## START

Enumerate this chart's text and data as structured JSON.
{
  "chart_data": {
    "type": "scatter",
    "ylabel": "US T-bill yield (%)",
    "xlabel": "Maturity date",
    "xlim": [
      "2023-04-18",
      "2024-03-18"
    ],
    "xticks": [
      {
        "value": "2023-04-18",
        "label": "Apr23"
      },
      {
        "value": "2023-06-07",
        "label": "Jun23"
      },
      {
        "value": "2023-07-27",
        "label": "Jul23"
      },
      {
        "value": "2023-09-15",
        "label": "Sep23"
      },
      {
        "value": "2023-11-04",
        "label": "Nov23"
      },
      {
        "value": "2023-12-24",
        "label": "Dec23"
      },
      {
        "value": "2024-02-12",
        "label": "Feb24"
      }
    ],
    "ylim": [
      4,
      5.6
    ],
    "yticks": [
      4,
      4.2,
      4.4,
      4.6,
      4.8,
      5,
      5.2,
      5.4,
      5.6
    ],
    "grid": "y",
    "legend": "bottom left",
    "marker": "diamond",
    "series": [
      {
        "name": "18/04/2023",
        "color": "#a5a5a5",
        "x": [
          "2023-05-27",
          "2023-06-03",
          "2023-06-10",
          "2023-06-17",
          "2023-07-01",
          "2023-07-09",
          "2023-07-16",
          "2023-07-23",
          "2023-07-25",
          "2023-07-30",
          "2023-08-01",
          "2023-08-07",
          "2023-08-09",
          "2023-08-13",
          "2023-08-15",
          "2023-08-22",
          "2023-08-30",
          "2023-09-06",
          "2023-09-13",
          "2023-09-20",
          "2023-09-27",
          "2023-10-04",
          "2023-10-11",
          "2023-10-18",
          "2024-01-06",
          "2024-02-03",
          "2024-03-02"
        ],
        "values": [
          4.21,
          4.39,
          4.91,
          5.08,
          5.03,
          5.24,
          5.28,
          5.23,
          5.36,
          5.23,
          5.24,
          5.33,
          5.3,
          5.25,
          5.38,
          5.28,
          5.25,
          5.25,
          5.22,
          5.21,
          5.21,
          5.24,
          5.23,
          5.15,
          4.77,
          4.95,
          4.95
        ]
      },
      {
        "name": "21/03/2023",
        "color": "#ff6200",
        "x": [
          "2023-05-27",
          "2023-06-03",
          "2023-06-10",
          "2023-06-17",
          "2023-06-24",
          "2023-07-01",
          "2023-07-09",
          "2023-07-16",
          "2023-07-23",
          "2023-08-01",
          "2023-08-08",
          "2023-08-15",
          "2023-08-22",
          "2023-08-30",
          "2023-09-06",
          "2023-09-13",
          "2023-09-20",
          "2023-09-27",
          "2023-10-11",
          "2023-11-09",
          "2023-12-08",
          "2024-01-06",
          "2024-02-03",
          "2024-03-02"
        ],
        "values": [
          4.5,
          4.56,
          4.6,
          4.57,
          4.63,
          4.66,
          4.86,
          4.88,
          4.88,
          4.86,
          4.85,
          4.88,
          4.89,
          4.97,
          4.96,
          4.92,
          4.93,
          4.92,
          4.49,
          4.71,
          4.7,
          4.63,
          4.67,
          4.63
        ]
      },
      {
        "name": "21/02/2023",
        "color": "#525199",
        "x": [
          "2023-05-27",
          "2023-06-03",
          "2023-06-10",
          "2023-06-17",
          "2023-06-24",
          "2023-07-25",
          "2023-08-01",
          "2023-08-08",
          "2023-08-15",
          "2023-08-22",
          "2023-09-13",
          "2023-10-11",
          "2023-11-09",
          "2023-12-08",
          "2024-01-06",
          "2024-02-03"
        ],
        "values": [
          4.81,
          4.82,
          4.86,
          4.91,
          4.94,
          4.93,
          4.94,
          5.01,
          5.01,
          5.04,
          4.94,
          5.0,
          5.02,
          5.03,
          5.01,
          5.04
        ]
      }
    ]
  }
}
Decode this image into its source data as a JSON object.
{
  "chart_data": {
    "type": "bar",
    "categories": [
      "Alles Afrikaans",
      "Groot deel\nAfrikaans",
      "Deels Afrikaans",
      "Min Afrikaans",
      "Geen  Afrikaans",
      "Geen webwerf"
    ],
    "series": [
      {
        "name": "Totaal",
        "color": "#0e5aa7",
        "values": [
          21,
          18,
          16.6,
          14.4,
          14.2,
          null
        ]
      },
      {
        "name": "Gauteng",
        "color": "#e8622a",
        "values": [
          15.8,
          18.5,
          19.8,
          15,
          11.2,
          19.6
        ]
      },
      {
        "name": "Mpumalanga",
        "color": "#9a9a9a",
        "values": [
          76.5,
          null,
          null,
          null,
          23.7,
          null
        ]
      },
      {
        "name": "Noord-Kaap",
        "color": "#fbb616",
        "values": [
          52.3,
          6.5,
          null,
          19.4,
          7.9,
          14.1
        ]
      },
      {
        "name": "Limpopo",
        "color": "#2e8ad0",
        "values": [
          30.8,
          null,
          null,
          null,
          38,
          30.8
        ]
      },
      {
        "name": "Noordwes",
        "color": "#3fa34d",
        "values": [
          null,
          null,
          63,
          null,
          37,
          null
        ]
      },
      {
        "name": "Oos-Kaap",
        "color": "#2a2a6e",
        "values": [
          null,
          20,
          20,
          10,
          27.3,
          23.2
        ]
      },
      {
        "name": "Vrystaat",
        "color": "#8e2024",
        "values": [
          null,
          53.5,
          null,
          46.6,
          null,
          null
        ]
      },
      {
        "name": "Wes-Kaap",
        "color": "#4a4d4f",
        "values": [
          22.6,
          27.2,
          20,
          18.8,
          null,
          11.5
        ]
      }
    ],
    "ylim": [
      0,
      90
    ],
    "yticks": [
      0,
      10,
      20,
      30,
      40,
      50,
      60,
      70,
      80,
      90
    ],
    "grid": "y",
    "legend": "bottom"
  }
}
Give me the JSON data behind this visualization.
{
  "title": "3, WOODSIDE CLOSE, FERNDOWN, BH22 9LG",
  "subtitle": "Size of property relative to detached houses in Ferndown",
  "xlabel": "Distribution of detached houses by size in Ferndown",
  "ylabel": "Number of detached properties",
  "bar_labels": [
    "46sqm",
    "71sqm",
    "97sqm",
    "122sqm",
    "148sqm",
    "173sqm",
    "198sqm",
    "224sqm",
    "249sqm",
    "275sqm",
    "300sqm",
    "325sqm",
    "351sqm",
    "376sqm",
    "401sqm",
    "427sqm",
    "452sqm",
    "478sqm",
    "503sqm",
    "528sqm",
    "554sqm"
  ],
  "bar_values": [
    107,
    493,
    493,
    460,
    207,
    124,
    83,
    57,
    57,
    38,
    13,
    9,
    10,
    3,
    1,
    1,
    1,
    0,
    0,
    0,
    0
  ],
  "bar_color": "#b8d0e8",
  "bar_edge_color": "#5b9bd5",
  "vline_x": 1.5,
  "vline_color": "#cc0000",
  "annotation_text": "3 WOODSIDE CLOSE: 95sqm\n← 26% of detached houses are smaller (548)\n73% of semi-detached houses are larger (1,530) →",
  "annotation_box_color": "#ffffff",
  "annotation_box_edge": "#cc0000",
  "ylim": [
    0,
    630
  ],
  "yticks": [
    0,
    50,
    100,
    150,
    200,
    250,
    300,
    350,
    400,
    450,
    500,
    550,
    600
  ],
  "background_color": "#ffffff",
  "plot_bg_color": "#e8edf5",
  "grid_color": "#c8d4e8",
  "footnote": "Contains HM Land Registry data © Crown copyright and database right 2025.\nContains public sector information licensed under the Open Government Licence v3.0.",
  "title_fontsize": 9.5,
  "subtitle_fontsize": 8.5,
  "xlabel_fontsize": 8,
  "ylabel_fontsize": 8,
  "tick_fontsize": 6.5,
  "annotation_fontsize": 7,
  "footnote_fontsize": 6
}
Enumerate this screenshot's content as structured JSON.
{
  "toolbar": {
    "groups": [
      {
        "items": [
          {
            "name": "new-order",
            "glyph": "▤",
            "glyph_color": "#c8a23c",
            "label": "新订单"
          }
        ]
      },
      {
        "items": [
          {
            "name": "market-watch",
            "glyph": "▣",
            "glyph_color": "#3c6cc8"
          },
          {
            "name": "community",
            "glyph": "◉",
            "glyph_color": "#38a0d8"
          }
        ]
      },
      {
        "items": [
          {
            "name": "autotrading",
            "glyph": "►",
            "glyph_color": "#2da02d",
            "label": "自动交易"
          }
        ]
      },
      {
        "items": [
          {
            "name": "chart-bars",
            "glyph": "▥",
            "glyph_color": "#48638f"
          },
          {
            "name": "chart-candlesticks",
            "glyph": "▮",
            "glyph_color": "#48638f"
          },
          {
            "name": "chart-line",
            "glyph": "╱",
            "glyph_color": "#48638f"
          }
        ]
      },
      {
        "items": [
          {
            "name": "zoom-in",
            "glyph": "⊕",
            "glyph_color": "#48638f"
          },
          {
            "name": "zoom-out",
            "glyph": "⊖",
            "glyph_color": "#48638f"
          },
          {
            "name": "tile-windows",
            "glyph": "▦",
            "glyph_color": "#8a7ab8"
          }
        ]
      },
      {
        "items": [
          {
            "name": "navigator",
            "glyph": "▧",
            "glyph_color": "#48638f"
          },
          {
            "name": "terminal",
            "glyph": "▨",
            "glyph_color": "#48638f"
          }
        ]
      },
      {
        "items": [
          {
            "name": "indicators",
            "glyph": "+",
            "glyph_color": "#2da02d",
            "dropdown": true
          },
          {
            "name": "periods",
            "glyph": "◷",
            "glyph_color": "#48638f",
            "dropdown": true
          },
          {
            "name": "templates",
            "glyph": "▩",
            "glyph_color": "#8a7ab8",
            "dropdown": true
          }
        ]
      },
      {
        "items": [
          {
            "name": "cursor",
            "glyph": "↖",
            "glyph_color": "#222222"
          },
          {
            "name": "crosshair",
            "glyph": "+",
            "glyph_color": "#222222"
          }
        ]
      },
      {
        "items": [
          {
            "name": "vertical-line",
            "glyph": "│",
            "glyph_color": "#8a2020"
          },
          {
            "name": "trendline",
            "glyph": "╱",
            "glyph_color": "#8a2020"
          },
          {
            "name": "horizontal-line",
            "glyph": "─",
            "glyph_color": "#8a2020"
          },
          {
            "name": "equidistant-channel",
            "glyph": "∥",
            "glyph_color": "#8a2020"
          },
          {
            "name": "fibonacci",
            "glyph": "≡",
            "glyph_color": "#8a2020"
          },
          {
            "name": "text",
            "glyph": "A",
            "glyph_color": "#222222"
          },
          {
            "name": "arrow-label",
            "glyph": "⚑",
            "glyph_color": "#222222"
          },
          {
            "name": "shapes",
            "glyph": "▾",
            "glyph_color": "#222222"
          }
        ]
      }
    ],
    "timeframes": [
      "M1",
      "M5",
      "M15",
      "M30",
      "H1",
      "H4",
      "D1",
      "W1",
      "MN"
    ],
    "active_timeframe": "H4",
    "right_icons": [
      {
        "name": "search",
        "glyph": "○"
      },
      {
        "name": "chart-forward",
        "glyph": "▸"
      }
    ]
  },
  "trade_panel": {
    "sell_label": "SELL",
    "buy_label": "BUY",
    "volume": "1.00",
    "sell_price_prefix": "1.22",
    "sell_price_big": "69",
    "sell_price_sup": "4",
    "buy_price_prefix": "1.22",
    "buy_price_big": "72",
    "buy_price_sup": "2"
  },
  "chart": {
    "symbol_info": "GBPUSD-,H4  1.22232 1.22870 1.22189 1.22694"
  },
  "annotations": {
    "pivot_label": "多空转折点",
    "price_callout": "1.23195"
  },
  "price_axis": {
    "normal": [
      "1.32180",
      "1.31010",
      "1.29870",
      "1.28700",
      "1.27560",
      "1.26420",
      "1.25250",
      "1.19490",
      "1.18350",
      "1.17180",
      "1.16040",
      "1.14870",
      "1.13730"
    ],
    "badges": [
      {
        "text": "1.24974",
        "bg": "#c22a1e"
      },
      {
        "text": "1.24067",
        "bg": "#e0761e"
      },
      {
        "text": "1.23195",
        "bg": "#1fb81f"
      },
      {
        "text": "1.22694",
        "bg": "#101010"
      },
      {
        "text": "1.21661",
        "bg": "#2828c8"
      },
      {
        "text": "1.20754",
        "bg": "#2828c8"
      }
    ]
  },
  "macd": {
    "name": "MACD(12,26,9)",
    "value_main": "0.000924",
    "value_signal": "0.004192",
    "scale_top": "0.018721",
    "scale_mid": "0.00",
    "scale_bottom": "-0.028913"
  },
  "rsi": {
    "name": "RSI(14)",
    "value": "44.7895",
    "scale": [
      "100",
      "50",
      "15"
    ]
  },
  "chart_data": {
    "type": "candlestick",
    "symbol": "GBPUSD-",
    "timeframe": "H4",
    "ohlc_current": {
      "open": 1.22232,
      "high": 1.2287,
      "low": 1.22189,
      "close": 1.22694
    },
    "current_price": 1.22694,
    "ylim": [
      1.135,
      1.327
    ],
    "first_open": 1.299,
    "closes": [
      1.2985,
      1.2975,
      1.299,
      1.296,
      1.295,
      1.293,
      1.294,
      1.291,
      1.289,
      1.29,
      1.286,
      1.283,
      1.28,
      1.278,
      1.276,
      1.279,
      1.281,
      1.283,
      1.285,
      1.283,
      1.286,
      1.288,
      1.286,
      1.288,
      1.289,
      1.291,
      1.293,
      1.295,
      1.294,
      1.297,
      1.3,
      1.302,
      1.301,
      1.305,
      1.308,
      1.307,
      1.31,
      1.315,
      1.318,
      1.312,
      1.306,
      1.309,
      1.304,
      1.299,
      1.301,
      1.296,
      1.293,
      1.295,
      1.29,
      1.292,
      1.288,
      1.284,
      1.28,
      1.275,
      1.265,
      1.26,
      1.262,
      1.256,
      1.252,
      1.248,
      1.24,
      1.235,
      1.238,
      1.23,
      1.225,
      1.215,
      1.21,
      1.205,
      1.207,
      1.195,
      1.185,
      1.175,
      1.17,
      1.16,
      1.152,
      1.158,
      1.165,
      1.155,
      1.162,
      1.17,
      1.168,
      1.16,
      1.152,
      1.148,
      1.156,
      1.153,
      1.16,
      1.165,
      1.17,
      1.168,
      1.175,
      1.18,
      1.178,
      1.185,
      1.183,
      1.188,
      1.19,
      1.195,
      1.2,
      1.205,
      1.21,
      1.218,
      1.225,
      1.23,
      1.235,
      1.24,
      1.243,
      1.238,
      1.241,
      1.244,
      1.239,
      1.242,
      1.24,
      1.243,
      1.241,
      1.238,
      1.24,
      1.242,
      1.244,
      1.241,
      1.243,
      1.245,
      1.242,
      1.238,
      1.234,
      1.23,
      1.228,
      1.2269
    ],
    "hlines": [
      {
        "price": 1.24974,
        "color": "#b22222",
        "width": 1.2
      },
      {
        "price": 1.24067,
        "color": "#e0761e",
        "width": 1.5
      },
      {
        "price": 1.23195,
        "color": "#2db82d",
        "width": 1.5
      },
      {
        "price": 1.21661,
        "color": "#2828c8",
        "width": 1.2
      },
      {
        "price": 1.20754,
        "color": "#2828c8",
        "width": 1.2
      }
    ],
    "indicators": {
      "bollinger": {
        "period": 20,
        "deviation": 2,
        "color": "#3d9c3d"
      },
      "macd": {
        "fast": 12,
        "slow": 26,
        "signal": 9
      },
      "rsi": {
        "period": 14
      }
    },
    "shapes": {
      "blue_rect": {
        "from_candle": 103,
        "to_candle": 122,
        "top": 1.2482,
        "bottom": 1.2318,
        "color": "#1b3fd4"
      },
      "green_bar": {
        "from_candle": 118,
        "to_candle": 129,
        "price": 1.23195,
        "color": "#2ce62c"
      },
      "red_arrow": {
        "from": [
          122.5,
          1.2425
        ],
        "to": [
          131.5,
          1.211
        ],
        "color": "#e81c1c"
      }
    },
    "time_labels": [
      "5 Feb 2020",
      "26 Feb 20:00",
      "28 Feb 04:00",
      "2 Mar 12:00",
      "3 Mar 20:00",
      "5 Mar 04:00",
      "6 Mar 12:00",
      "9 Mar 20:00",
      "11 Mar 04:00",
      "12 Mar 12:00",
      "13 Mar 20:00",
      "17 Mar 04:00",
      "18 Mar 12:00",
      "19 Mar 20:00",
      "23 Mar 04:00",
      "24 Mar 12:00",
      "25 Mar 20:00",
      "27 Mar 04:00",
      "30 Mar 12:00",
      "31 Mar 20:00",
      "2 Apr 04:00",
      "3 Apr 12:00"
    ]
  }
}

## END

• **WRITTEN TASK**: Count every line of the records that holds "ffffff". State the number, nothing else.

• **EXPECTED OUTPUT**: 2